* _Exercise brief_
Search the records below for the word "JSON" and show every line where it occurs.

******

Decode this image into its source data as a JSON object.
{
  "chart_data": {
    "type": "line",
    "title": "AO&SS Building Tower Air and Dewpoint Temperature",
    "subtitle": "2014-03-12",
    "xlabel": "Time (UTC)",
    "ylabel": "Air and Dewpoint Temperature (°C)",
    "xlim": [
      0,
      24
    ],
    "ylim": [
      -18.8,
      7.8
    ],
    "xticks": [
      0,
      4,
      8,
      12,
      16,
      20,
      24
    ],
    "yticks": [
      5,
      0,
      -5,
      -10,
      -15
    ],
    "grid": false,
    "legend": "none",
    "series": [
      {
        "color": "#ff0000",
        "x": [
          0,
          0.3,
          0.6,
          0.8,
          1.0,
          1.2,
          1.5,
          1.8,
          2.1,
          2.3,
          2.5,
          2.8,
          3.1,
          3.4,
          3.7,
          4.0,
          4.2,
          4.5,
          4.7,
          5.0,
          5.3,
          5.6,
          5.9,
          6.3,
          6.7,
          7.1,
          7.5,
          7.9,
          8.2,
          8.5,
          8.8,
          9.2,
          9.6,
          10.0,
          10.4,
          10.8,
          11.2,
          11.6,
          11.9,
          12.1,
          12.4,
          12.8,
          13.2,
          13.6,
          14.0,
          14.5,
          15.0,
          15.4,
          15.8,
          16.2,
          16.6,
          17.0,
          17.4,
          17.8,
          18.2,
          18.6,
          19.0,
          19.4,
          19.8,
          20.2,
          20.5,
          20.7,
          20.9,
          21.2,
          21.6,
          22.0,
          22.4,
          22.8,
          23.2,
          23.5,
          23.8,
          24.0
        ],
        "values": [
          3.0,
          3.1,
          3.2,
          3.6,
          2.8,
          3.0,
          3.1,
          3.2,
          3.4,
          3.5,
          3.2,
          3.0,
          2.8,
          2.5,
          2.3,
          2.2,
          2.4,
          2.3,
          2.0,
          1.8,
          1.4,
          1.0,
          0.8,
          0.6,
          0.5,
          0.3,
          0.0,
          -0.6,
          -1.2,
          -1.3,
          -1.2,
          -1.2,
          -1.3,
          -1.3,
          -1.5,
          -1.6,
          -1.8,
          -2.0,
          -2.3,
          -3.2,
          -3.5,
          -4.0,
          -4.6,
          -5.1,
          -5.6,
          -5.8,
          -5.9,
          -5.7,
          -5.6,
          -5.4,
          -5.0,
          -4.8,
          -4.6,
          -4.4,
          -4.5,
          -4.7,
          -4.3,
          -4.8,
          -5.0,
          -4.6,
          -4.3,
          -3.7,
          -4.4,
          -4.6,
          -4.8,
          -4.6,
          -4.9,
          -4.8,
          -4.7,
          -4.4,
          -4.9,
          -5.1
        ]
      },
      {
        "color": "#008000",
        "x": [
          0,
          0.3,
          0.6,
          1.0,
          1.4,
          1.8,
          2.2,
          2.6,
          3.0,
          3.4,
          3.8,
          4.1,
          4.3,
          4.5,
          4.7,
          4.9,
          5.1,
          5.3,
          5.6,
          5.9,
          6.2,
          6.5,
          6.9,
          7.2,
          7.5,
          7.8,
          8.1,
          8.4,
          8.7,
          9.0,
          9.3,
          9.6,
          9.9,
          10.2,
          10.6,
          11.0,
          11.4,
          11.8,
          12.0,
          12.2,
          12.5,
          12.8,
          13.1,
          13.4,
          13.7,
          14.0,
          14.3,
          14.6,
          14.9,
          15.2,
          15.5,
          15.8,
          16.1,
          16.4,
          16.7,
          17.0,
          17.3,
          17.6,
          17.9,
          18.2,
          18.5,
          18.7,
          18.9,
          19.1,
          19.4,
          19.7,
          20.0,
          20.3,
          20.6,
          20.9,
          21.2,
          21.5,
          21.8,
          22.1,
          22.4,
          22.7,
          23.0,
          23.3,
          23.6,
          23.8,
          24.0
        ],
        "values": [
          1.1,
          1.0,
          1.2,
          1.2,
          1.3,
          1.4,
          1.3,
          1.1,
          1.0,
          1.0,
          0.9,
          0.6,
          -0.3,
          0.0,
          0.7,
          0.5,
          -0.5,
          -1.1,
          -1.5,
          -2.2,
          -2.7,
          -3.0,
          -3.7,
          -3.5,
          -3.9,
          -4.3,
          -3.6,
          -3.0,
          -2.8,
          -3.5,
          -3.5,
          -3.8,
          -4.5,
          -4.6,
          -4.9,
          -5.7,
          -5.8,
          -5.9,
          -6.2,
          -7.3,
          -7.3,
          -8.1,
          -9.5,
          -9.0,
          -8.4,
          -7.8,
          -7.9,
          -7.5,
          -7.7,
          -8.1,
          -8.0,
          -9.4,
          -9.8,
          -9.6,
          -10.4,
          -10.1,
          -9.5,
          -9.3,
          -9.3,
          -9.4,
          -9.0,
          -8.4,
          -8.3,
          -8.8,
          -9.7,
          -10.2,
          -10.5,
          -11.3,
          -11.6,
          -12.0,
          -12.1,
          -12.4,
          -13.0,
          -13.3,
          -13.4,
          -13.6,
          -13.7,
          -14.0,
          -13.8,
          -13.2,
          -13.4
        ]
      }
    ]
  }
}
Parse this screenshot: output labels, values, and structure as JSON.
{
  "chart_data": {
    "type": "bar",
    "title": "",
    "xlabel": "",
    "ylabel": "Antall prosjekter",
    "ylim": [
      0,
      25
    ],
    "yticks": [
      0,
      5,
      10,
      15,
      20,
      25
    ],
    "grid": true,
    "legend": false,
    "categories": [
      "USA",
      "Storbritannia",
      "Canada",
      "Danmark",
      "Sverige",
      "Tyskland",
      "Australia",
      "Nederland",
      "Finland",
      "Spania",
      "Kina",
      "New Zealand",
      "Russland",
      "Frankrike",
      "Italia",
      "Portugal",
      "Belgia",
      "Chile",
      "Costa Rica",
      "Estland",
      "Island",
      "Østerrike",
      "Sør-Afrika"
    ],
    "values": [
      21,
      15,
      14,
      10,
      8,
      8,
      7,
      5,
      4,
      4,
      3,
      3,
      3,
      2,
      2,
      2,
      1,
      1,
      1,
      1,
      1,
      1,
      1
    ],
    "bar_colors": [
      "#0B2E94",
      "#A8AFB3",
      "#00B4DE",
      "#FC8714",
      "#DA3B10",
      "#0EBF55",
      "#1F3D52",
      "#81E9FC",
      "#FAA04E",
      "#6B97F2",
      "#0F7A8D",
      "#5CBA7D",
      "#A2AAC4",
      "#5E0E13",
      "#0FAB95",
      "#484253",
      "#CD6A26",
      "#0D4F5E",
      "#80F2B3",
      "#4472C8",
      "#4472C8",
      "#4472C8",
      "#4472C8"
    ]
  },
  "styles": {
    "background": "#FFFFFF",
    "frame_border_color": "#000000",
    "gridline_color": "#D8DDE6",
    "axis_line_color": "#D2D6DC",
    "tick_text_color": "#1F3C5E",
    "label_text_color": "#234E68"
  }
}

******

* _Output for this exercise_
Decode this image into its source data as a JSON object.
Parse this screenshot: output labels, values, and structure as JSON.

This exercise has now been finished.